Selected text →

=== Begin Enclosure ===

John Bergstrom of Edina:
1 Michael McDermott, farmhouse concert in Wayzata. He’s an amazing songwriter from Chicago. His songs are not light, but real, and deeply moving. Two tracks on his latest CD “Willow Springs” stand out: “Butterfly” and “Shadow in the Window.”
2 Martin Zellar, house concert in Edina. Remember the Gear Daddies? This was their leader plus his pals on lead guitar and drums. Great music, intimate setting and memorable stories of Zellar’s encounters ranging from Muhammad Ali to Prince. Zellar, who now lives in Mexico, returns to the Midwest a couple of times a year.
3 The New Standards, the Dakota. Their holiday shows are fun to be sure, but what better way to ring out the year than with the trio up close. I’ve seen them many times, but “Goldfinger” (yep James Bond) was new, and John Munson’s story about Santa as a lead in to “Up on the Roof” was funny — and perfect.
Jon Bream of the Star Tribune:
1 Rolling Stone magazine cover subjects. Not only has the longtime cultural bible celebrated its 50th anniversary and revamped its format and periodicity (it’s a glossy monthly now), but the recent cover subjects have been reflecting what’s popular in pop culture — namely Travis Scott, Cardi B, Migos and Shawn Mendes — instead of old standbys like Bono, the Stones and Springsteen. Moreover, the cover stories have been colorful, informative and entertaining.
2 The Bad Plus, the Dakota. With new pianist Orrin Evans making his Twin Cities debut, the veteran jazz trio featured a limited set list over eight shows, but the newcomer has locked in with drummer Dave King and brings a fuller, funkier sound.
3 The Jayhawks, First Avenue. Aided by guest Kraig Johnson and the horn section from the Suburbs, the Twin Cities’ signature Americana group nicely balanced new and old tunes and even mixed in a Golden Smog nugget. Always a December treat, especially since frontman Gary Louris moved to North Carolina about a year and a half ago after four decades in Minnesota. Highlights in the 27-song set: “I’d Run Away,” “Settled Down Like Rain” (Louris solo), “Nothing Left to Borrow” and, of course, “Blue.”

=== End Enclosure ===

Task requirements →
A - In the music picks, where does Martin Zellar now live?
B - According to the music picks, which performers have been recent Rolling Stone cover subjects? List them all.
C - Reproduce the part of the music picks starting with "Jon Bream of" and going on through "fuller, funkier sound.".

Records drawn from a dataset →
=== Begin Enclosure ===

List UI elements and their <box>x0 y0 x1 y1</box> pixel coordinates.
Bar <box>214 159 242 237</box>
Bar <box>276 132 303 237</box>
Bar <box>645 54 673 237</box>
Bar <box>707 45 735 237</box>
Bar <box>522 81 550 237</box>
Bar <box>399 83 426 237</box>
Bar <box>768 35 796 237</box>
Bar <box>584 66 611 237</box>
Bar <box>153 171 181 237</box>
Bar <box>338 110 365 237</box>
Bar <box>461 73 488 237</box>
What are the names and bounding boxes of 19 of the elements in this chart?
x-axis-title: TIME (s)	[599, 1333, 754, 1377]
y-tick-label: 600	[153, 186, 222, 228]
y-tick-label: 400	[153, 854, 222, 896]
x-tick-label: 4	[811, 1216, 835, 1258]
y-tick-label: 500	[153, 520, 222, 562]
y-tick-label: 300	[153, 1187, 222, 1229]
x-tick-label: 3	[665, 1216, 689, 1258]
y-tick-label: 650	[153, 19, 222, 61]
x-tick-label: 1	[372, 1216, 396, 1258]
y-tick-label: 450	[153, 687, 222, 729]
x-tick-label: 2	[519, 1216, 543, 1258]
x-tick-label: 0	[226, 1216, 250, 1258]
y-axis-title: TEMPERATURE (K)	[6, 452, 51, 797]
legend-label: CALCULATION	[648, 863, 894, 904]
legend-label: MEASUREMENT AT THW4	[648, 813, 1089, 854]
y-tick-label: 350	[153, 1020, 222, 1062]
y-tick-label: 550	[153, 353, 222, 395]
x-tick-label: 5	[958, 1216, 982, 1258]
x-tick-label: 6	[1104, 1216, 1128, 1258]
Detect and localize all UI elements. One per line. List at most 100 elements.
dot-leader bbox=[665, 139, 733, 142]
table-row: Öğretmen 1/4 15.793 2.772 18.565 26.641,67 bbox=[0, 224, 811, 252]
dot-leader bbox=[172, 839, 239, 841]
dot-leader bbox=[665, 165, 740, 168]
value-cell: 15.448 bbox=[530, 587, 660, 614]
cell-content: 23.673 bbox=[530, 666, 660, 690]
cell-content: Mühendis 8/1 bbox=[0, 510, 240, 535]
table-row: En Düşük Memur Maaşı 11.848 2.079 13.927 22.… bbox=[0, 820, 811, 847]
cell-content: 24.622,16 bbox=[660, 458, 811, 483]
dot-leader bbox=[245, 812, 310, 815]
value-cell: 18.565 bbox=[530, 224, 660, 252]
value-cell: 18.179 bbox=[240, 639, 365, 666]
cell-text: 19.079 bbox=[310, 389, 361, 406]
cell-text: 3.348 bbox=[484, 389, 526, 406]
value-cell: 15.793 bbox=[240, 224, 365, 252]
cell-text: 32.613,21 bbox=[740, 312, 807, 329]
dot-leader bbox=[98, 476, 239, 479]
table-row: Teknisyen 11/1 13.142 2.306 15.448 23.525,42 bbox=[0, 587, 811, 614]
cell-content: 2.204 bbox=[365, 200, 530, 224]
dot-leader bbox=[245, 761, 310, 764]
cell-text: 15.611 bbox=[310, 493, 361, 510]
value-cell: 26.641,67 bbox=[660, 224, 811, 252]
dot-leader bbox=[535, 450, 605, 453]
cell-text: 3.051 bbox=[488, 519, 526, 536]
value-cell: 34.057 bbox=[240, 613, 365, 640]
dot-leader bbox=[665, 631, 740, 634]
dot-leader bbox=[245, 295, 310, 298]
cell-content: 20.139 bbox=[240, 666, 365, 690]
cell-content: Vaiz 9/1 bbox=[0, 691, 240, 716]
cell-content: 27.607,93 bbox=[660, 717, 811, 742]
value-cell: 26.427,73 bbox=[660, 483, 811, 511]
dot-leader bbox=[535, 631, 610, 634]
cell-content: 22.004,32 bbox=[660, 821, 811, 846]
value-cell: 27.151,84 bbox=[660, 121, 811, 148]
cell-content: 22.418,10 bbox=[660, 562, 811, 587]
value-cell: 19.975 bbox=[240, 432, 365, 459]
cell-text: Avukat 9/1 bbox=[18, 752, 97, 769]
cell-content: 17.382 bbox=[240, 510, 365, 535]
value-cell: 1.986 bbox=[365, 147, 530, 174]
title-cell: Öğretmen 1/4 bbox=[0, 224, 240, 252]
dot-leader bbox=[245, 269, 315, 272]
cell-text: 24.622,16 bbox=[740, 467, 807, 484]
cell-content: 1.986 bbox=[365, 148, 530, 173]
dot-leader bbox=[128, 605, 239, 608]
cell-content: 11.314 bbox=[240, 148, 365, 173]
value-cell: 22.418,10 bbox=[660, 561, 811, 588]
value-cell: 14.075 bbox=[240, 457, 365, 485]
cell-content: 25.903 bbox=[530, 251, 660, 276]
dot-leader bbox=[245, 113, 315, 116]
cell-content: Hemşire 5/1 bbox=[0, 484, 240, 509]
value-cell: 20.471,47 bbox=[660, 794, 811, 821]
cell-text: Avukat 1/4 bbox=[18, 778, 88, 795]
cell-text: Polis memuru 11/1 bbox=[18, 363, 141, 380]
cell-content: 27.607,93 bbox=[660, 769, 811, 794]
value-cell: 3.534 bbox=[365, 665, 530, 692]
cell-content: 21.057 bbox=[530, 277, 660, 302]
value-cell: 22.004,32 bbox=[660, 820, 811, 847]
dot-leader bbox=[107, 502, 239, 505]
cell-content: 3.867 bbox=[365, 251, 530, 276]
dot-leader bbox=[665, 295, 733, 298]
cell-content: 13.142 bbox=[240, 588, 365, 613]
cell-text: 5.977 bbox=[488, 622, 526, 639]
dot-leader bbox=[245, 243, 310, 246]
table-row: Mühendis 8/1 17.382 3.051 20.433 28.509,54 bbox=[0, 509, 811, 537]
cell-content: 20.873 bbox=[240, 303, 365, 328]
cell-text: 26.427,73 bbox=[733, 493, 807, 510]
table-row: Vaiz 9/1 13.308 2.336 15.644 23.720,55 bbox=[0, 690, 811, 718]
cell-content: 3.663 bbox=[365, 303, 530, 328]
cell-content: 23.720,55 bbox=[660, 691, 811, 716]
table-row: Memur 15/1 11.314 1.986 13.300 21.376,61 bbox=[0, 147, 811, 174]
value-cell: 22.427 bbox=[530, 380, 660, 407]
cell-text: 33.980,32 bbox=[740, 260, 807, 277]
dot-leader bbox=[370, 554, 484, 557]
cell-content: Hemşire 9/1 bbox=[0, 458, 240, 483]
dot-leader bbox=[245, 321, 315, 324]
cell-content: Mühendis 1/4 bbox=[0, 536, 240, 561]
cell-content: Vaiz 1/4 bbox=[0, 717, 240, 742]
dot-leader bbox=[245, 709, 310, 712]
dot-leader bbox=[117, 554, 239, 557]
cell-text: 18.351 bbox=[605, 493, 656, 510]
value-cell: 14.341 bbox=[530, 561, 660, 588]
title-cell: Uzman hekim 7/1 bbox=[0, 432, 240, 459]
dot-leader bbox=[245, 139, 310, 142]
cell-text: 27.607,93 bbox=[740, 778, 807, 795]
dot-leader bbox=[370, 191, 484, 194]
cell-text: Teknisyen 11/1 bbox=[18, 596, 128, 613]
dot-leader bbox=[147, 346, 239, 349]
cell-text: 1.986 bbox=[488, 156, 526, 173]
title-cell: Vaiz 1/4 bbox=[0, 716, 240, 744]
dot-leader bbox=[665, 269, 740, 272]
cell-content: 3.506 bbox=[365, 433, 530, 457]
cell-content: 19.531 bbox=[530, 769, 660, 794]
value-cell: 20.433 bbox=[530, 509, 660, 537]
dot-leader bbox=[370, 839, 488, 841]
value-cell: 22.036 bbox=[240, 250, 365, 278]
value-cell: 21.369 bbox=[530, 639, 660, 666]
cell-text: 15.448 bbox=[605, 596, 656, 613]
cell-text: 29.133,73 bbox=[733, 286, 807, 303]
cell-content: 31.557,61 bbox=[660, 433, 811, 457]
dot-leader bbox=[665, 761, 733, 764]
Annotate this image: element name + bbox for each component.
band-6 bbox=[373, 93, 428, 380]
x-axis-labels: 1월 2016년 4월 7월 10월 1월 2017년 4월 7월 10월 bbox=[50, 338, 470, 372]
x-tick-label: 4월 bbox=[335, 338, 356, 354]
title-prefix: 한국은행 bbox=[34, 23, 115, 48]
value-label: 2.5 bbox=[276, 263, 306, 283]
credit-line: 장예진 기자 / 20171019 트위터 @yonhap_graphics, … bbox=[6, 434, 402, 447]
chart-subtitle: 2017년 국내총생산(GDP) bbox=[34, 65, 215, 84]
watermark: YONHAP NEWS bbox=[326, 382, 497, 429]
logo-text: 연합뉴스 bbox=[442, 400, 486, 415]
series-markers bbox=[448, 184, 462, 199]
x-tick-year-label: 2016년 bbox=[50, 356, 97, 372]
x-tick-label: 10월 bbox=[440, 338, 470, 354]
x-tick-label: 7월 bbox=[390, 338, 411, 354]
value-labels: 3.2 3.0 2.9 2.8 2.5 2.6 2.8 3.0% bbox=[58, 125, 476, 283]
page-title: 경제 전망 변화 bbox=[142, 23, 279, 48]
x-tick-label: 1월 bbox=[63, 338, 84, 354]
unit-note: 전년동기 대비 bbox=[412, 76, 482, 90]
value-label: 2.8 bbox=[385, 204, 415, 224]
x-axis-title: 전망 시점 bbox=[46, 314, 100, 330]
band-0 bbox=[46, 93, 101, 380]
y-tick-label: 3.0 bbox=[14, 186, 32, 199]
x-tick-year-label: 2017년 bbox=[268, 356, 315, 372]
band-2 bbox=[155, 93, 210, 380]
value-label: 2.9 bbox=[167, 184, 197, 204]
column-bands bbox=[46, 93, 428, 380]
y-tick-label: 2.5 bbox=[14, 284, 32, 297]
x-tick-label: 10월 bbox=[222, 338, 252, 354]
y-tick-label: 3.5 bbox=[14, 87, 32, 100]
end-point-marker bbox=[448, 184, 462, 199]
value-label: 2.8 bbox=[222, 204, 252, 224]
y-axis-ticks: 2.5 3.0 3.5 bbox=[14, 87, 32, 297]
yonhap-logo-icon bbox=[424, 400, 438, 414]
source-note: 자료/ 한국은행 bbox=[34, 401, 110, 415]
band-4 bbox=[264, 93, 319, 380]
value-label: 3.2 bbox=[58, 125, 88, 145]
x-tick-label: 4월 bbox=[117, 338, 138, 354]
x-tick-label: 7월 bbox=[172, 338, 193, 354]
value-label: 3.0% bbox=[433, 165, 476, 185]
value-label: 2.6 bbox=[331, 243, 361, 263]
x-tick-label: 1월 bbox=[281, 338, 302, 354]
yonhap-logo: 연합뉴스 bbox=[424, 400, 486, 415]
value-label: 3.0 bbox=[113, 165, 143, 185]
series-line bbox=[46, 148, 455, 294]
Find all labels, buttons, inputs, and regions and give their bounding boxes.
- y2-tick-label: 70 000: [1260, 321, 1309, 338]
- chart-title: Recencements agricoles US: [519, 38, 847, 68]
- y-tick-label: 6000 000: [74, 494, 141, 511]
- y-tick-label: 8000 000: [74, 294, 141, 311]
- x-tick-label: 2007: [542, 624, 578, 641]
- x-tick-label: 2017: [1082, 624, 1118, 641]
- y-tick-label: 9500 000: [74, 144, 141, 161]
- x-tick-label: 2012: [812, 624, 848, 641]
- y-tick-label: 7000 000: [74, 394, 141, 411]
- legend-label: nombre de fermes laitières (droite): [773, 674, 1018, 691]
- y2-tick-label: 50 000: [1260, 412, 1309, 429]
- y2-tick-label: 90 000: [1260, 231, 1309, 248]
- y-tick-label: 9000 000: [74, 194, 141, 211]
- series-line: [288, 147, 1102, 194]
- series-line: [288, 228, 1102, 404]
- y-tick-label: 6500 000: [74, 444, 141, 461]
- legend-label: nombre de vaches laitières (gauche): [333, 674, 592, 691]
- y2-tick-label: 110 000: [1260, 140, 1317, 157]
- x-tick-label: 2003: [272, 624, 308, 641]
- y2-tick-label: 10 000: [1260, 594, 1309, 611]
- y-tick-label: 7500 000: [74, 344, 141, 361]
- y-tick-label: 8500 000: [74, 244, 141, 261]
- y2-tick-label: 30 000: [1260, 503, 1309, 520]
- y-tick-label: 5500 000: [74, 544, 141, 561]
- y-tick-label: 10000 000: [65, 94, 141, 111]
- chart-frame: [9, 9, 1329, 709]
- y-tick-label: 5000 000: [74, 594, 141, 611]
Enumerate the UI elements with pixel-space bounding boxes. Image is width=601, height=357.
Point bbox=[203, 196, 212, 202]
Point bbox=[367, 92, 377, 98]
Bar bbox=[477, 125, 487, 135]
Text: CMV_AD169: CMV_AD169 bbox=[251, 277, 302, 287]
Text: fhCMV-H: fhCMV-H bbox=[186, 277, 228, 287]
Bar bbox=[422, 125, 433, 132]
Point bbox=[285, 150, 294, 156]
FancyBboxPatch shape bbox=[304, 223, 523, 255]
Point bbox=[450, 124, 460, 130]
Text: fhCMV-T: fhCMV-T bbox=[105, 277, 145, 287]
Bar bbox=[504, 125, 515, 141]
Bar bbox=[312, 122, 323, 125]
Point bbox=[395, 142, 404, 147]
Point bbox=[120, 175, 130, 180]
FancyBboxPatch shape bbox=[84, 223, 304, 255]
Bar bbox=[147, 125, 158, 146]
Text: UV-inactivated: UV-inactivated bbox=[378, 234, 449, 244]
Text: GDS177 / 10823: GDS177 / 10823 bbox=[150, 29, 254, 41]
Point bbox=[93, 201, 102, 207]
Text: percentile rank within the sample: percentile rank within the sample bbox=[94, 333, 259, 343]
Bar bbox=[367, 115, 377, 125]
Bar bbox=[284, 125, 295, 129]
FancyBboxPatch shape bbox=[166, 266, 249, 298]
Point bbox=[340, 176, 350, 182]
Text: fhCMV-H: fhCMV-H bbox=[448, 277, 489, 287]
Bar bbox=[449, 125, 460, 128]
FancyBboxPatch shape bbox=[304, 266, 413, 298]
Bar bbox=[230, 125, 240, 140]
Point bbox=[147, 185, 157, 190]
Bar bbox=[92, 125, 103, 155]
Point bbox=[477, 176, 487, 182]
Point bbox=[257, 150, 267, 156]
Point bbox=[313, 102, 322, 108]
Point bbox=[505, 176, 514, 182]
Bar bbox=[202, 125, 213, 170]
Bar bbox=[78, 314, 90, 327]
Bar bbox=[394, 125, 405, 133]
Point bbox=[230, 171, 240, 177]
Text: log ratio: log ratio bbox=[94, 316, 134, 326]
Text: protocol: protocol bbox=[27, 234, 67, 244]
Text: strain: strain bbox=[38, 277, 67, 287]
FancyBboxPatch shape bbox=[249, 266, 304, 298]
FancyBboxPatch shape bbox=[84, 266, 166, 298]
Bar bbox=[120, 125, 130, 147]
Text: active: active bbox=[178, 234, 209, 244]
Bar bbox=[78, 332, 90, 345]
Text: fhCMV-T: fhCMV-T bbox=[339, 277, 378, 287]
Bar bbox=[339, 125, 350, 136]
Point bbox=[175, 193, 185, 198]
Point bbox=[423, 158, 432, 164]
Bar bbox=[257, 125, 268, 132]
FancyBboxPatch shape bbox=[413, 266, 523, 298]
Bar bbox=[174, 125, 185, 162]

=== End Enclosure ===

Solutions by task →
A - Mexico

B - Travis Scott, Cardi B, Migos, Shawn Mendes

C -
Jon Bream of the Star Tribune:
1 Rolling Stone magazine cover subjects. Not only has the longtime cultural bible celebrated its 50th anniversary and revamped its format and periodicity (it’s a glossy monthly now), but the recent cover subjects have been reflecting what’s popular in pop culture — namely Travis Scott, Cardi B, Migos and Shawn Mendes — instead of old standbys like Bono, the Stones and Springsteen. Moreover, the cover stories have been colorful, informative and entertaining.
2 The Bad Plus, the Dakota. With new pianist Orrin Evans making his Twin Cities debut, the veteran jazz trio featured a limited set list over eight shows, but the newcomer has locked in with drummer Dave King and brings a fuller, funkier sound.